- Task instructions -
Line count for "color": give how many lines in the data below contain it, with no other words.

Records: Begin

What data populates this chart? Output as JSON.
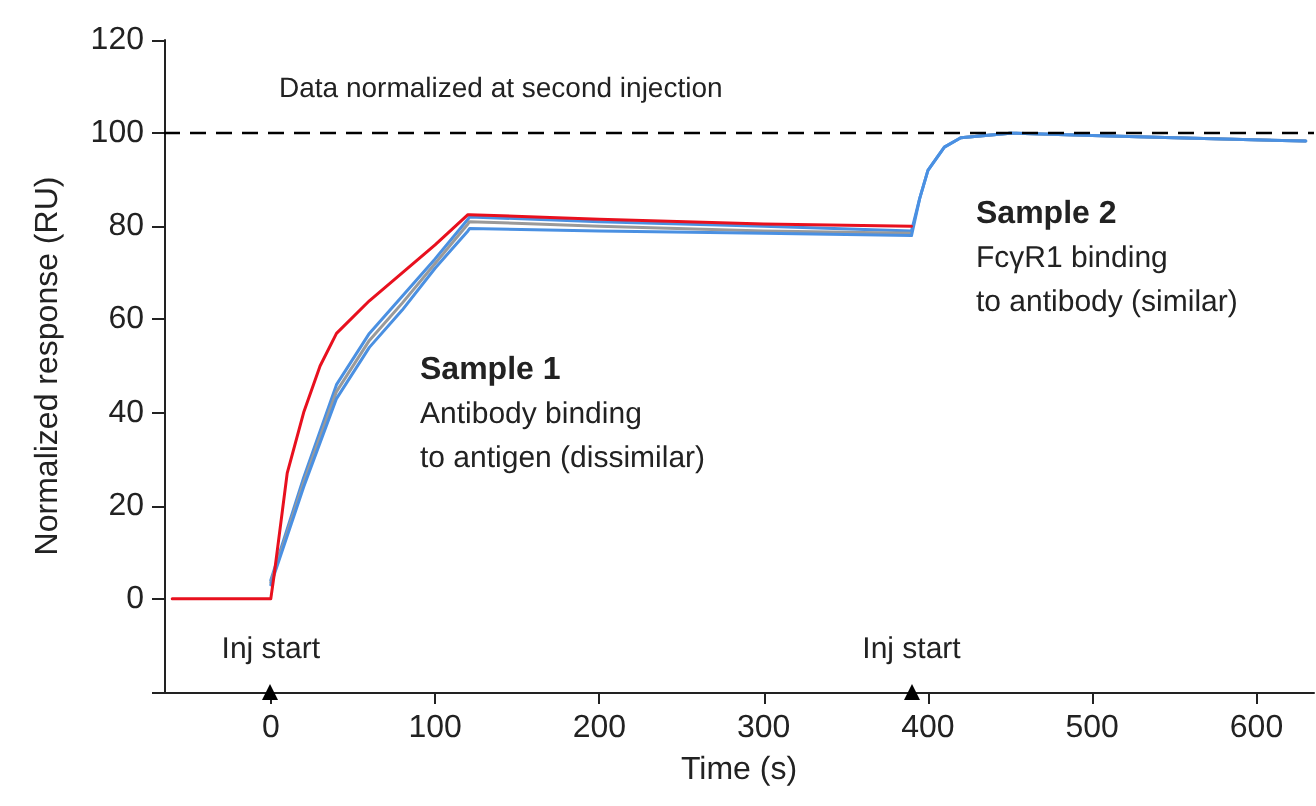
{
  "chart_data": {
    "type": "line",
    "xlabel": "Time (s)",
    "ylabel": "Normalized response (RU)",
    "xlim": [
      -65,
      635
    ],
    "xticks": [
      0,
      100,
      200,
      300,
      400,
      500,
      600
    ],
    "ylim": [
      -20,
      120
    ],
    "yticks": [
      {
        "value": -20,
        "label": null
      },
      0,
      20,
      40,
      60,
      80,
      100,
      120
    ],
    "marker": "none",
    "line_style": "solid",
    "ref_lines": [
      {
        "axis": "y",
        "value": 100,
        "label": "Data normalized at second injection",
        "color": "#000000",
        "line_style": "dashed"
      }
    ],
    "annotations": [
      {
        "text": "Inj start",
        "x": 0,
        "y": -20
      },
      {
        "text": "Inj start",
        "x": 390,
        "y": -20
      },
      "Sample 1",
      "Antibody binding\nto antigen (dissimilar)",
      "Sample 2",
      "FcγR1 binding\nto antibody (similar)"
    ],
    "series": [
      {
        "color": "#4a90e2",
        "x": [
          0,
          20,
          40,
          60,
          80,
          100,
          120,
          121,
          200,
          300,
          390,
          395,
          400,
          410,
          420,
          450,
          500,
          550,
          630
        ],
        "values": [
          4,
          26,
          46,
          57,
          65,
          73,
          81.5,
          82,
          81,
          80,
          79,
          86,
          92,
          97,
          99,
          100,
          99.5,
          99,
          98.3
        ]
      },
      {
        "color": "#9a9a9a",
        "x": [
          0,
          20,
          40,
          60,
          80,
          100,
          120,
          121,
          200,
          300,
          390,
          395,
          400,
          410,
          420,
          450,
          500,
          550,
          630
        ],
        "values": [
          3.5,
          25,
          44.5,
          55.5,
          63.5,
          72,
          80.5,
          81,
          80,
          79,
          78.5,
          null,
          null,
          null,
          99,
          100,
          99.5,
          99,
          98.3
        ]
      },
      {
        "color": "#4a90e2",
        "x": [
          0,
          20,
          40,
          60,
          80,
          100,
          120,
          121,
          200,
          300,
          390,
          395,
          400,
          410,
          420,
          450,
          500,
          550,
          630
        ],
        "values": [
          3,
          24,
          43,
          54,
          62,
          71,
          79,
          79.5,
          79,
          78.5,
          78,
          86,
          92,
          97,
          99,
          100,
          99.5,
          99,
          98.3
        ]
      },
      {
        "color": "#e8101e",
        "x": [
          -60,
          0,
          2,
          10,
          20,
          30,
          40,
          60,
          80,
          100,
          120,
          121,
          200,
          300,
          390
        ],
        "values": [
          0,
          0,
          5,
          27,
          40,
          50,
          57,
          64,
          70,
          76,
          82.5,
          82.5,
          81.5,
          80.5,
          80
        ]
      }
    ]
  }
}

Records: End

- Answer -
5